───── RECORDS FOR THIS TASK
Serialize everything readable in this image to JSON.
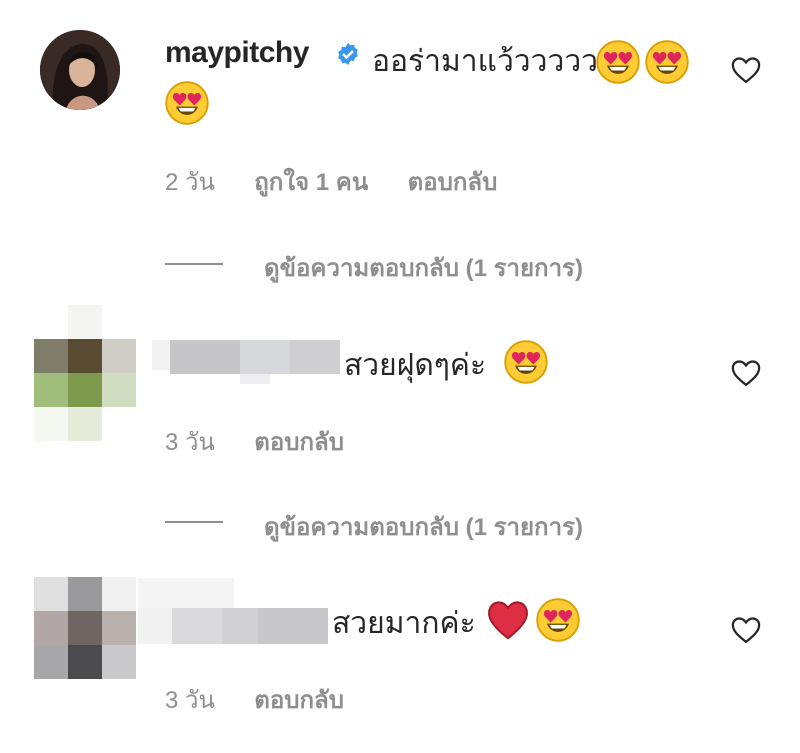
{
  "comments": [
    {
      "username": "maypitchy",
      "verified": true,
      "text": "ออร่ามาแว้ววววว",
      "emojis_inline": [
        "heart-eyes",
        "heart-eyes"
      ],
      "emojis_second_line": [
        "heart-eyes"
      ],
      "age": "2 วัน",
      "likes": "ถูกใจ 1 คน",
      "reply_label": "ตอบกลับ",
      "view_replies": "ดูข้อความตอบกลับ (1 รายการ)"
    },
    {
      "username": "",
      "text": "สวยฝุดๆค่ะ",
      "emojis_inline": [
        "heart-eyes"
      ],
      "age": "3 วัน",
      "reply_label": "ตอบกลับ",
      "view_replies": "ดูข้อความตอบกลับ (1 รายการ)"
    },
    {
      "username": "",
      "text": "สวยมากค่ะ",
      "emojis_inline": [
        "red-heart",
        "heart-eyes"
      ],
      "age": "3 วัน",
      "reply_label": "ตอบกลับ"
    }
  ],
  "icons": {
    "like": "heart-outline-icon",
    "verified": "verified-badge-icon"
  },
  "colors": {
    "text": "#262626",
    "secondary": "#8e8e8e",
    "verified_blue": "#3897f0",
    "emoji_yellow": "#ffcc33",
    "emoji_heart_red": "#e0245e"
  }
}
──────────
**STATED EXERCISE**: Print the whole listing above once more, word for word, without its pictures.

**COMPLETE OUTPUT**:
Serialize everything readable in this image to JSON.
{
  "comments": [
    {
      "username": "maypitchy",
      "verified": true,
      "text": "ออร่ามาแว้ววววว",
      "emojis_inline": [
        "heart-eyes",
        "heart-eyes"
      ],
      "emojis_second_line": [
        "heart-eyes"
      ],
      "age": "2 วัน",
      "likes": "ถูกใจ 1 คน",
      "reply_label": "ตอบกลับ",
      "view_replies": "ดูข้อความตอบกลับ (1 รายการ)"
    },
    {
      "username": "",
      "text": "สวยฝุดๆค่ะ",
      "emojis_inline": [
        "heart-eyes"
      ],
      "age": "3 วัน",
      "reply_label": "ตอบกลับ",
      "view_replies": "ดูข้อความตอบกลับ (1 รายการ)"
    },
    {
      "username": "",
      "text": "สวยมากค่ะ",
      "emojis_inline": [
        "red-heart",
        "heart-eyes"
      ],
      "age": "3 วัน",
      "reply_label": "ตอบกลับ"
    }
  ],
  "icons": {
    "like": "heart-outline-icon",
    "verified": "verified-badge-icon"
  },
  "colors": {
    "text": "#262626",
    "secondary": "#8e8e8e",
    "verified_blue": "#3897f0",
    "emoji_yellow": "#ffcc33",
    "emoji_heart_red": "#e0245e"
  }
}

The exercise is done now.